**Text**
——

This chapter contains sections 140 to 162
If one marks a point within a circle outside of center, like so:
where point A is the center and point B is the point outside the center, the greatest line that can be drawn from this point towards the circumference of the circle (point C) will pass through the center. This line is called the maximum [WHAT IS THE CORRECT TERM?], for its end at the circumference is the farthest point in the circle from point B. If the rest of this line is completed as a diameter across the circle the point on the other end (point E) is called the minimum [WHAT IS THE CORRECT TERM?], for it is the closest point in the circle to point B, and a line drawn from point B to point E is the shortest line that can be drawn from that point until the circumference. The proof is that any line drawn from point B until some other point, like point D, for example, must be shorter than line BC, as lines AD and AB together are longer than line BD, and line AD is equal to line AC. If so, line AD and line AB together are equal to line BC. Since line BD must be shorter than line BC, and line BD is longer than BE, since line BD and AB together are more than line AD, as we have shown, and Line AB and BE together are equal to line AD, line BD therefore must be greater than line BE, and all other lines extending from point B that travel away from the direction towards the upper or lower bounds are by force becoming smaller.
If line AB is divided into two equal parts, and a right angle line is extended until the circumference (at point F), this line is greater than half the diameter, all lines extending from point B to a point between the maximum and point F are greater than half the diameter, while all lines drawn from point F to the minimum (under point B) is less than half the diameter. A line drawn from point B to point F is half the diameter. Since line FG divides line AB in two parts at the right angle, the triangle ABF is an equal leg triangle (isosceles), as was written in Section 52, line AF is half the diameter, and therefore line BF is half the diameter as well.

——

**Information shown**
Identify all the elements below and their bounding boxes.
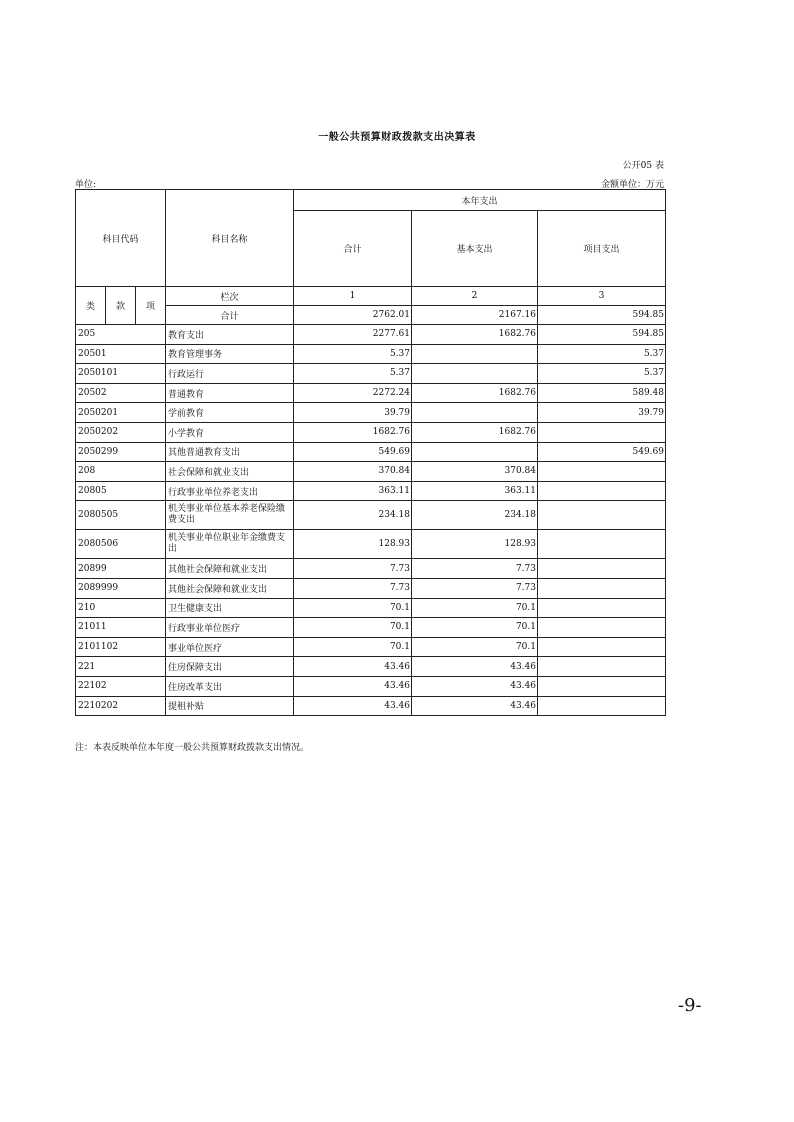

——

**Objective 1**
Answer the following from the circle text, one line per question:
(a) Which sections does the chapter contain?
(b) Which point is named as the center of the circle?
(c) What kind of triangle is ABF said to be?
**Objective 2**
Reproduce the circle text word for word from "If line AB is" to "diameter as well.".

**Full output 1**
(a) Sections 140 to 162.
(b) Point A.
(c) An equal leg triangle (isosceles).

**Full output 2**
If line AB is divided into two equal parts, and a right angle line is extended until the circumference (at point F), this line is greater than half the diameter, all lines extending from point B to a point between the maximum and point F are greater than half the diameter, while all lines drawn from point F to the minimum (under point B) is less than half the diameter. A line drawn from point B to point F is half the diameter. Since line FG divides line AB in two parts at the right angle, the triangle ABF is an equal leg triangle (isosceles), as was written in Section 52, line AF is half the diameter, and therefore line BF is half the diameter as well.